__Set problem__
Reproduce the records below exactly as given.

(Data excerpts)
- - -
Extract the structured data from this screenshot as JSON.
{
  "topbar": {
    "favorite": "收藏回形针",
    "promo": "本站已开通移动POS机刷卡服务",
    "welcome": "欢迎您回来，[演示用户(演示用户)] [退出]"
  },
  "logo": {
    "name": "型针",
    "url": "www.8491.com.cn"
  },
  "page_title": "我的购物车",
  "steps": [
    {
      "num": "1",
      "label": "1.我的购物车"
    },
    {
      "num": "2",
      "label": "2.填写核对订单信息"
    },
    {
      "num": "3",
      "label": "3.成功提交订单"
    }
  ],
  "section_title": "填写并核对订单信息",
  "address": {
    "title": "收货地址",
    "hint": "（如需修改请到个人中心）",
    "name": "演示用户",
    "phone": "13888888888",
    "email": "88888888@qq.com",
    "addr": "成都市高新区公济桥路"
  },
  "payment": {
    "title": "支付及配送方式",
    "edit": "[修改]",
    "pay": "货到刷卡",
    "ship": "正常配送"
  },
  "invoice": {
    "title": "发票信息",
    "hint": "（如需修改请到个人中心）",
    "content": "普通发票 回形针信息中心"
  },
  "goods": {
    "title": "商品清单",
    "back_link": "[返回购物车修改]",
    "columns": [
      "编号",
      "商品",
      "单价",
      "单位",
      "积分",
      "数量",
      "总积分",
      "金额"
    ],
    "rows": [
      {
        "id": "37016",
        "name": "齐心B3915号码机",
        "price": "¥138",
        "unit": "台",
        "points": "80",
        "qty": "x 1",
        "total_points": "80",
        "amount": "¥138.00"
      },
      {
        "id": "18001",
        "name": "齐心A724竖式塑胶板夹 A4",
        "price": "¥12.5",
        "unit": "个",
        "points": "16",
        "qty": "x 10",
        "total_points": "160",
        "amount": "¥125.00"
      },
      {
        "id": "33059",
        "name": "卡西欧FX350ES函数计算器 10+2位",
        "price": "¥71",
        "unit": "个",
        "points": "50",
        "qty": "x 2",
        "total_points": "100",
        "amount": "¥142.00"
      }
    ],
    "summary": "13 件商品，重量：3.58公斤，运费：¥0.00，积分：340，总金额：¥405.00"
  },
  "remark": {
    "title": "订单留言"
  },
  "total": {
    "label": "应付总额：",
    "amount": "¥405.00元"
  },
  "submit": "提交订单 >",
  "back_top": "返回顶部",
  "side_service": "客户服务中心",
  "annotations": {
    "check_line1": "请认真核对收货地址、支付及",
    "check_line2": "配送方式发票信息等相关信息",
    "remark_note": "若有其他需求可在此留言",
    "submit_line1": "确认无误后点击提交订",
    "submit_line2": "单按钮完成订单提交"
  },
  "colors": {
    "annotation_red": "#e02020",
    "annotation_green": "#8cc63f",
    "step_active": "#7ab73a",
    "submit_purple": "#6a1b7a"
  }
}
- - -
__Solution for this problem__
Extract the structured data from this screenshot as JSON.
{
  "topbar": {
    "favorite": "收藏回形针",
    "promo": "本站已开通移动POS机刷卡服务",
    "welcome": "欢迎您回来，[演示用户(演示用户)] [退出]"
  },
  "logo": {
    "name": "型针",
    "url": "www.8491.com.cn"
  },
  "page_title": "我的购物车",
  "steps": [
    {
      "num": "1",
      "label": "1.我的购物车"
    },
    {
      "num": "2",
      "label": "2.填写核对订单信息"
    },
    {
      "num": "3",
      "label": "3.成功提交订单"
    }
  ],
  "section_title": "填写并核对订单信息",
  "address": {
    "title": "收货地址",
    "hint": "（如需修改请到个人中心）",
    "name": "演示用户",
    "phone": "13888888888",
    "email": "88888888@qq.com",
    "addr": "成都市高新区公济桥路"
  },
  "payment": {
    "title": "支付及配送方式",
    "edit": "[修改]",
    "pay": "货到刷卡",
    "ship": "正常配送"
  },
  "invoice": {
    "title": "发票信息",
    "hint": "（如需修改请到个人中心）",
    "content": "普通发票 回形针信息中心"
  },
  "goods": {
    "title": "商品清单",
    "back_link": "[返回购物车修改]",
    "columns": [
      "编号",
      "商品",
      "单价",
      "单位",
      "积分",
      "数量",
      "总积分",
      "金额"
    ],
    "rows": [
      {
        "id": "37016",
        "name": "齐心B3915号码机",
        "price": "¥138",
        "unit": "台",
        "points": "80",
        "qty": "x 1",
        "total_points": "80",
        "amount": "¥138.00"
      },
      {
        "id": "18001",
        "name": "齐心A724竖式塑胶板夹 A4",
        "price": "¥12.5",
        "unit": "个",
        "points": "16",
        "qty": "x 10",
        "total_points": "160",
        "amount": "¥125.00"
      },
      {
        "id": "33059",
        "name": "卡西欧FX350ES函数计算器 10+2位",
        "price": "¥71",
        "unit": "个",
        "points": "50",
        "qty": "x 2",
        "total_points": "100",
        "amount": "¥142.00"
      }
    ],
    "summary": "13 件商品，重量：3.58公斤，运费：¥0.00，积分：340，总金额：¥405.00"
  },
  "remark": {
    "title": "订单留言"
  },
  "total": {
    "label": "应付总额：",
    "amount": "¥405.00元"
  },
  "submit": "提交订单 >",
  "back_top": "返回顶部",
  "side_service": "客户服务中心",
  "annotations": {
    "check_line1": "请认真核对收货地址、支付及",
    "check_line2": "配送方式发票信息等相关信息",
    "remark_note": "若有其他需求可在此留言",
    "submit_line1": "确认无误后点击提交订",
    "submit_line2": "单按钮完成订单提交"
  },
  "colors": {
    "annotation_red": "#e02020",
    "annotation_green": "#8cc63f",
    "step_active": "#7ab73a",
    "submit_purple": "#6a1b7a"
  }
}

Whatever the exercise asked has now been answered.